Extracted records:
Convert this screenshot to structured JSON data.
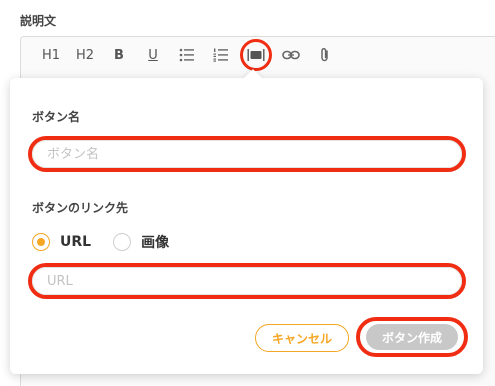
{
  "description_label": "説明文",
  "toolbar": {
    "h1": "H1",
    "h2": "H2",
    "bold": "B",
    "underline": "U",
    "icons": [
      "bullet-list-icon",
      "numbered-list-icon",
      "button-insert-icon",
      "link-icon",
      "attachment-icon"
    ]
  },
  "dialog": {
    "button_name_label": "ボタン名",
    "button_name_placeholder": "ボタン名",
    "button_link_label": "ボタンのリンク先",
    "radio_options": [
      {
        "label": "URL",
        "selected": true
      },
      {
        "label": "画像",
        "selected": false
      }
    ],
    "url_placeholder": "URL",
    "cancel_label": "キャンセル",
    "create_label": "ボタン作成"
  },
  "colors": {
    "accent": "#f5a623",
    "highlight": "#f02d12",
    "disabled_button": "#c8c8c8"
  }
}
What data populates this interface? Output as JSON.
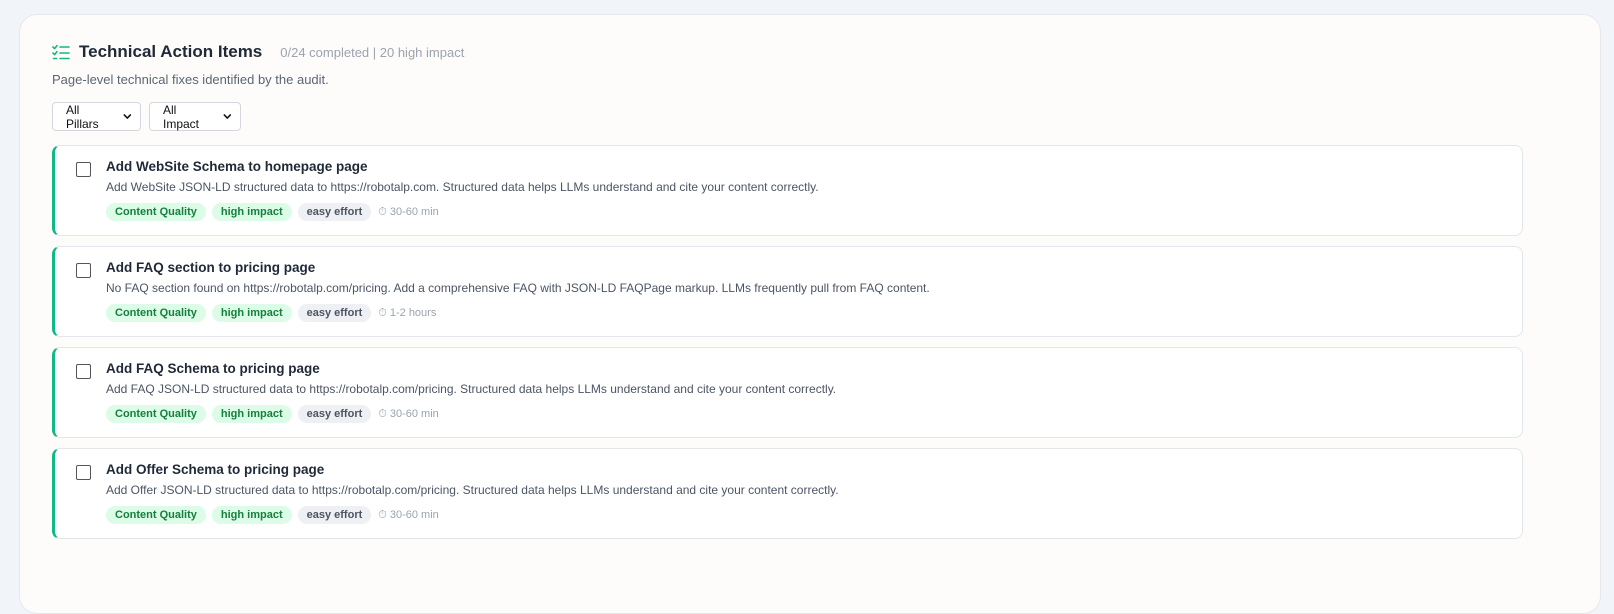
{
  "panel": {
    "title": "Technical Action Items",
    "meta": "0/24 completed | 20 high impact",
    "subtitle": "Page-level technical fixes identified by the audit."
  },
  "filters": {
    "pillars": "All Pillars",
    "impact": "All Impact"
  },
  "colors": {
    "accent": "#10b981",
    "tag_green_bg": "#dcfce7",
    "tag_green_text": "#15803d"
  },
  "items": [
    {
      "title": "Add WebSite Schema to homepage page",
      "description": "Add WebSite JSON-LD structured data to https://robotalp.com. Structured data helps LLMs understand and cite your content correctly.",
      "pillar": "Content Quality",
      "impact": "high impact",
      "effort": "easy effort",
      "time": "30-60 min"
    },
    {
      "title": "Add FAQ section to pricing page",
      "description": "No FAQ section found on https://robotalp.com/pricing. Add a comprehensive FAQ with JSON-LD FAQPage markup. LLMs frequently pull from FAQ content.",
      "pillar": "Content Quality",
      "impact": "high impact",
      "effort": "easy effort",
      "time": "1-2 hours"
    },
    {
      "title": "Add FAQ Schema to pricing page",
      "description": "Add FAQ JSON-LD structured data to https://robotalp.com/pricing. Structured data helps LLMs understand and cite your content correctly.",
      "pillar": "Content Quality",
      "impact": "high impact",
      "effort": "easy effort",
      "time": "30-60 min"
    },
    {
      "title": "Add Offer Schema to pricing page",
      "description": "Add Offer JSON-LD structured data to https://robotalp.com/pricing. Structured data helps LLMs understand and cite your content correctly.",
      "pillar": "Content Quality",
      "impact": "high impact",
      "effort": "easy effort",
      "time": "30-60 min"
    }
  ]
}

TO DO |
Copy every line of the data that holds the string "understand".

RESULT BELOW |
      "description": "Add WebSite JSON-LD structured data to https://robotalp.com. Structured data helps LLMs understand and cite your content correctly.",
      "description": "Add FAQ JSON-LD structured data to https://robotalp.com/pricing. Structured data helps LLMs understand and cite your content correctly.",
      "description": "Add Offer JSON-LD structured data to https://robotalp.com/pricing. Structured data helps LLMs understand and cite your content correctly.",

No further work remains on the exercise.